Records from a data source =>
== == ==

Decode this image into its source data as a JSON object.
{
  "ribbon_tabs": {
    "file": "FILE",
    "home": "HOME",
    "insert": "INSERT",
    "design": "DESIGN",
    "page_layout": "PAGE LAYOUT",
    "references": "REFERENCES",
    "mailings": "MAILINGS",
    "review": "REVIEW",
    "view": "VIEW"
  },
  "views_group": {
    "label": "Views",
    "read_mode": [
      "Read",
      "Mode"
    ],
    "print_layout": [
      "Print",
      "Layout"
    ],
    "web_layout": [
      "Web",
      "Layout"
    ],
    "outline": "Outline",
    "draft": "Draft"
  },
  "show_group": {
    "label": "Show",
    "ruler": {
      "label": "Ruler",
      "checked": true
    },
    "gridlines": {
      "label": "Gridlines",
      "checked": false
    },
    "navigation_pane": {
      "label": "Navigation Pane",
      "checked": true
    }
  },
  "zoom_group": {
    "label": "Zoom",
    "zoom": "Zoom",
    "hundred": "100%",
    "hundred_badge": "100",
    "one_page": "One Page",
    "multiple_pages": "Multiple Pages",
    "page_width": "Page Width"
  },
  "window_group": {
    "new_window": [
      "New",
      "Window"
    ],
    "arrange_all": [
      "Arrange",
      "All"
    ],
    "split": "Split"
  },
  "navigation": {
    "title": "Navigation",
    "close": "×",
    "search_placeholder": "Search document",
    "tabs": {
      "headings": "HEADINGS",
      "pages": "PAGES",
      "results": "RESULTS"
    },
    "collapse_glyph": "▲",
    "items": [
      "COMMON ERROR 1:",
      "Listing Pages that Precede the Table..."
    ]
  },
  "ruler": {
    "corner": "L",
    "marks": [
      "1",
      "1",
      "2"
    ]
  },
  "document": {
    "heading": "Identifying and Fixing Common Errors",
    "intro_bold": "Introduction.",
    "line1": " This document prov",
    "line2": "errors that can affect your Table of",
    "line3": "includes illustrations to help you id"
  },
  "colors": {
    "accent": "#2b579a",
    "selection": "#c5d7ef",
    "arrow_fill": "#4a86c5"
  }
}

== == ==

GOAL OF THE EXERCISE => Your task is to quote the listing above word for word.

ANSWER TO THE TASK =>
Decode this image into its source data as a JSON object.
{
  "ribbon_tabs": {
    "file": "FILE",
    "home": "HOME",
    "insert": "INSERT",
    "design": "DESIGN",
    "page_layout": "PAGE LAYOUT",
    "references": "REFERENCES",
    "mailings": "MAILINGS",
    "review": "REVIEW",
    "view": "VIEW"
  },
  "views_group": {
    "label": "Views",
    "read_mode": [
      "Read",
      "Mode"
    ],
    "print_layout": [
      "Print",
      "Layout"
    ],
    "web_layout": [
      "Web",
      "Layout"
    ],
    "outline": "Outline",
    "draft": "Draft"
  },
  "show_group": {
    "label": "Show",
    "ruler": {
      "label": "Ruler",
      "checked": true
    },
    "gridlines": {
      "label": "Gridlines",
      "checked": false
    },
    "navigation_pane": {
      "label": "Navigation Pane",
      "checked": true
    }
  },
  "zoom_group": {
    "label": "Zoom",
    "zoom": "Zoom",
    "hundred": "100%",
    "hundred_badge": "100",
    "one_page": "One Page",
    "multiple_pages": "Multiple Pages",
    "page_width": "Page Width"
  },
  "window_group": {
    "new_window": [
      "New",
      "Window"
    ],
    "arrange_all": [
      "Arrange",
      "All"
    ],
    "split": "Split"
  },
  "navigation": {
    "title": "Navigation",
    "close": "×",
    "search_placeholder": "Search document",
    "tabs": {
      "headings": "HEADINGS",
      "pages": "PAGES",
      "results": "RESULTS"
    },
    "collapse_glyph": "▲",
    "items": [
      "COMMON ERROR 1:",
      "Listing Pages that Precede the Table..."
    ]
  },
  "ruler": {
    "corner": "L",
    "marks": [
      "1",
      "1",
      "2"
    ]
  },
  "document": {
    "heading": "Identifying and Fixing Common Errors",
    "intro_bold": "Introduction.",
    "line1": " This document prov",
    "line2": "errors that can affect your Table of",
    "line3": "includes illustrations to help you id"
  },
  "colors": {
    "accent": "#2b579a",
    "selection": "#c5d7ef",
    "arrow_fill": "#4a86c5"
  }
}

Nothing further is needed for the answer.